» **Problem details**: Records follow. Select each line holding "信号路径设置".

» **Stored records**:
↓
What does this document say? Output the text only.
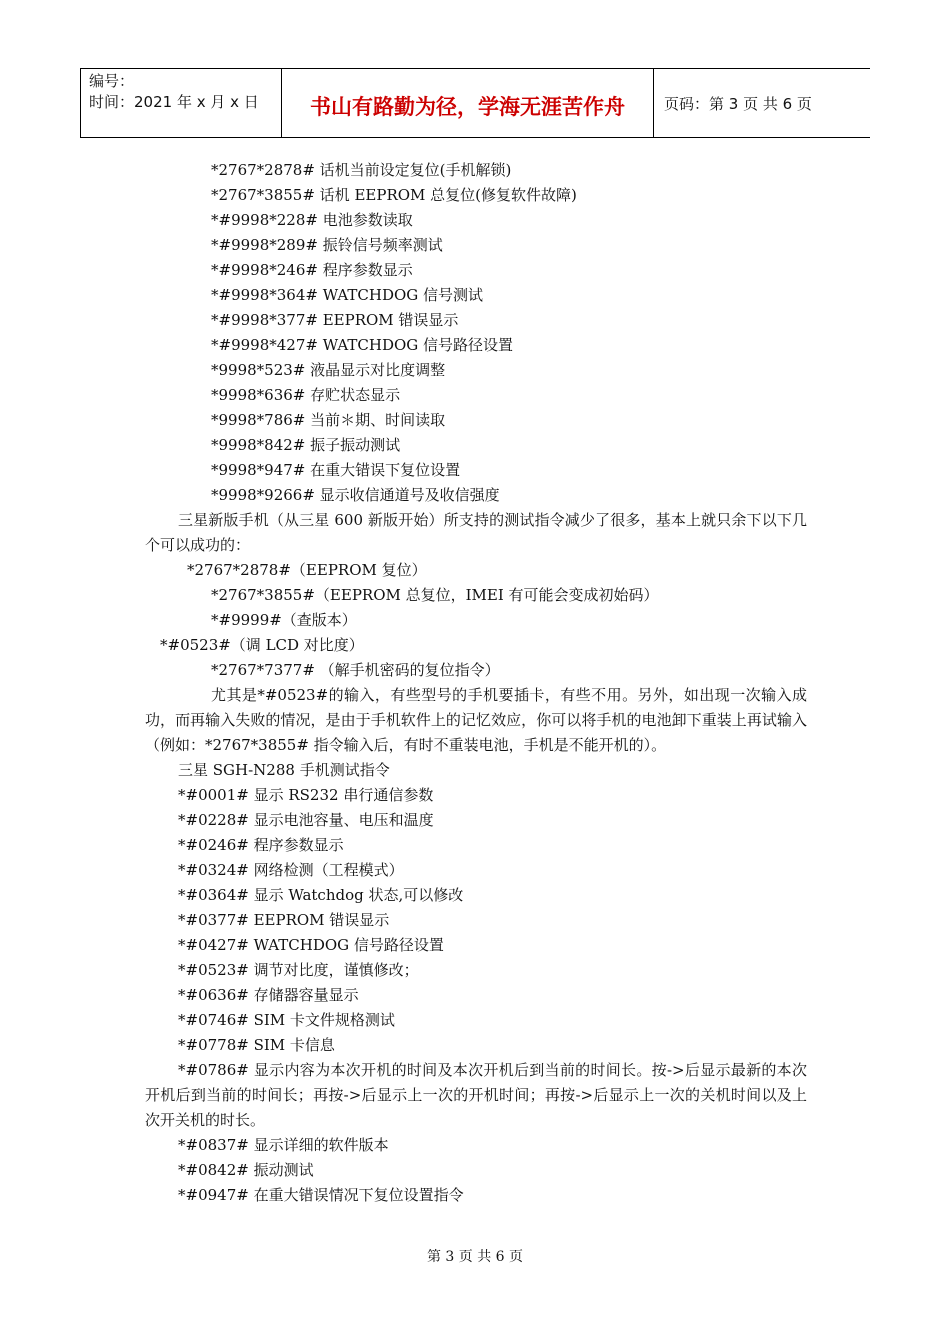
编号：
时间：2021 年 x 月 x 日	书山有路勤为径，学海无涯苦作舟	页码：第 3 页 共 6 页
*2767*2878# 话机当前设定复位(手机解锁)
*2767*3855# 话机 EEPROM 总复位(修复软件故障)
*#9998*228# 电池参数读取
*#9998*289# 振铃信号频率测试
*#9998*246# 程序参数显示
*#9998*364# WATCHDOG 信号测试
*#9998*377# EEPROM 错误显示
*#9998*427# WATCHDOG 信号路径设置
*9998*523# 液晶显示对比度调整
*9998*636# 存贮状态显示
*9998*786# 当前＊期、时间读取
*9998*842# 振子振动测试
*9998*947# 在重大错误下复位设置
*9998*9266# 显示收信通道号及收信强度
三星新版手机（从三星 600 新版开始）所支持的测试指令减少了很多，基本上就只余下以下几个可以成功的：
*2767*2878#（EEPROM 复位）
*2767*3855#（EEPROM 总复位，IMEI 有可能会变成初始码）
*#9999#（查版本）
*#0523#（调 LCD 对比度）
*2767*7377# （解手机密码的复位指令）
尤其是*#0523#的输入，有些型号的手机要插卡，有些不用。另外，如出现一次输入成功，而再输入失败的情况，是由于手机软件上的记忆效应，你可以将手机的电池卸下重装上再试输入（例如：*2767*3855# 指令输入后，有时不重装电池，手机是不能开机的）。
三星 SGH-N288 手机测试指令
*#0001# 显示 RS232 串行通信参数
*#0228# 显示电池容量、电压和温度
*#0246# 程序参数显示
*#0324# 网络检测（工程模式）
*#0364# 显示 Watchdog 状态,可以修改
*#0377# EEPROM 错误显示
*#0427# WATCHDOG 信号路径设置
*#0523# 调节对比度，谨慎修改；
*#0636# 存储器容量显示
*#0746# SIM 卡文件规格测试
*#0778# SIM 卡信息
*#0786# 显示内容为本次开机的时间及本次开机后到当前的时间长。按->后显示最新的本次开机后到当前的时间长；再按->后显示上一次的开机时间；再按->后显示上一次的关机时间以及上次开关机的时长。
*#0837# 显示详细的软件版本
*#0842# 振动测试
*#0947# 在重大错误情况下复位设置指令
第 3 页 共 6 页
↑
» **Full answer**:
*#9998*427# WATCHDOG 信号路径设置
*#0427# WATCHDOG 信号路径设置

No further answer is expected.